* [Part of a data file]:
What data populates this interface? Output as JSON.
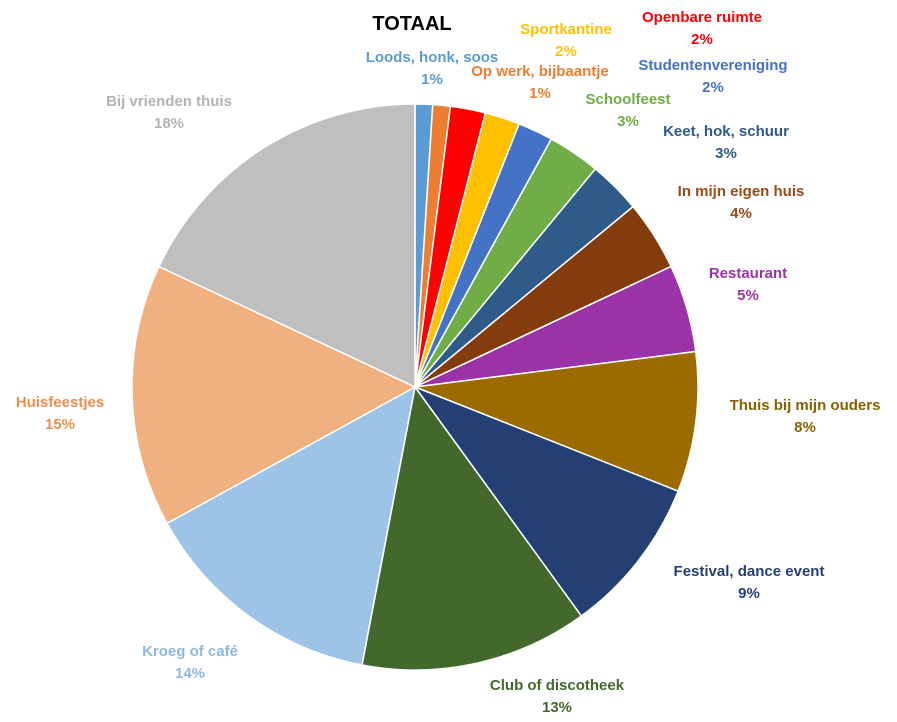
{
  "chart_data": {
    "type": "pie",
    "title": "TOTAAL",
    "start_angle_deg": 0,
    "direction": "clockwise",
    "legend": "none",
    "slices": [
      {
        "label": "Loods, honk, soos",
        "value": 1,
        "value_label": "1%",
        "color": "#5b9bd5",
        "label_color": "#5b9bd5"
      },
      {
        "label": "Op werk, bijbaantje",
        "value": 1,
        "value_label": "1%",
        "color": "#ed7d31",
        "label_color": "#ed7d31"
      },
      {
        "label": "Openbare ruimte",
        "value": 2,
        "value_label": "2%",
        "color": "#ff0000",
        "label_color": "#ff0000"
      },
      {
        "label": "Sportkantine",
        "value": 2,
        "value_label": "2%",
        "color": "#ffc000",
        "label_color": "#ffc000"
      },
      {
        "label": "Studentenvereniging",
        "value": 2,
        "value_label": "2%",
        "color": "#4472c4",
        "label_color": "#4472c4"
      },
      {
        "label": "Schoolfeest",
        "value": 3,
        "value_label": "3%",
        "color": "#70ad47",
        "label_color": "#70ad47"
      },
      {
        "label": "Keet, hok, schuur",
        "value": 3,
        "value_label": "3%",
        "color": "#2e5b8a",
        "label_color": "#2e5b8a"
      },
      {
        "label": "In mijn eigen huis",
        "value": 4,
        "value_label": "4%",
        "color": "#843c0c",
        "label_color": "#9c4a15"
      },
      {
        "label": "Restaurant",
        "value": 5,
        "value_label": "5%",
        "color": "#9a32a8",
        "label_color": "#9a32a8"
      },
      {
        "label": "Thuis bij mijn ouders",
        "value": 8,
        "value_label": "8%",
        "color": "#9c6b00",
        "label_color": "#8a6000"
      },
      {
        "label": "Festival, dance event",
        "value": 9,
        "value_label": "9%",
        "color": "#243f73",
        "label_color": "#243f73"
      },
      {
        "label": "Club of discotheek",
        "value": 13,
        "value_label": "13%",
        "color": "#43682b",
        "label_color": "#43682b"
      },
      {
        "label": "Kroeg of café",
        "value": 14,
        "value_label": "14%",
        "color": "#9dc3e6",
        "label_color": "#8fb8e0"
      },
      {
        "label": "Huisfeestjes",
        "value": 15,
        "value_label": "15%",
        "color": "#f0b07f",
        "label_color": "#ed8f4c"
      },
      {
        "label": "Bij vrienden thuis",
        "value": 18,
        "value_label": "18%",
        "color": "#bfbfbf",
        "label_color": "#b3b3b3"
      }
    ]
  }
}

* [Task directions]: Find each line holding the word "mijn" and copy it.

* [Written response]:
        "label": "In mijn eigen huis",
        "label": "Thuis bij mijn ouders",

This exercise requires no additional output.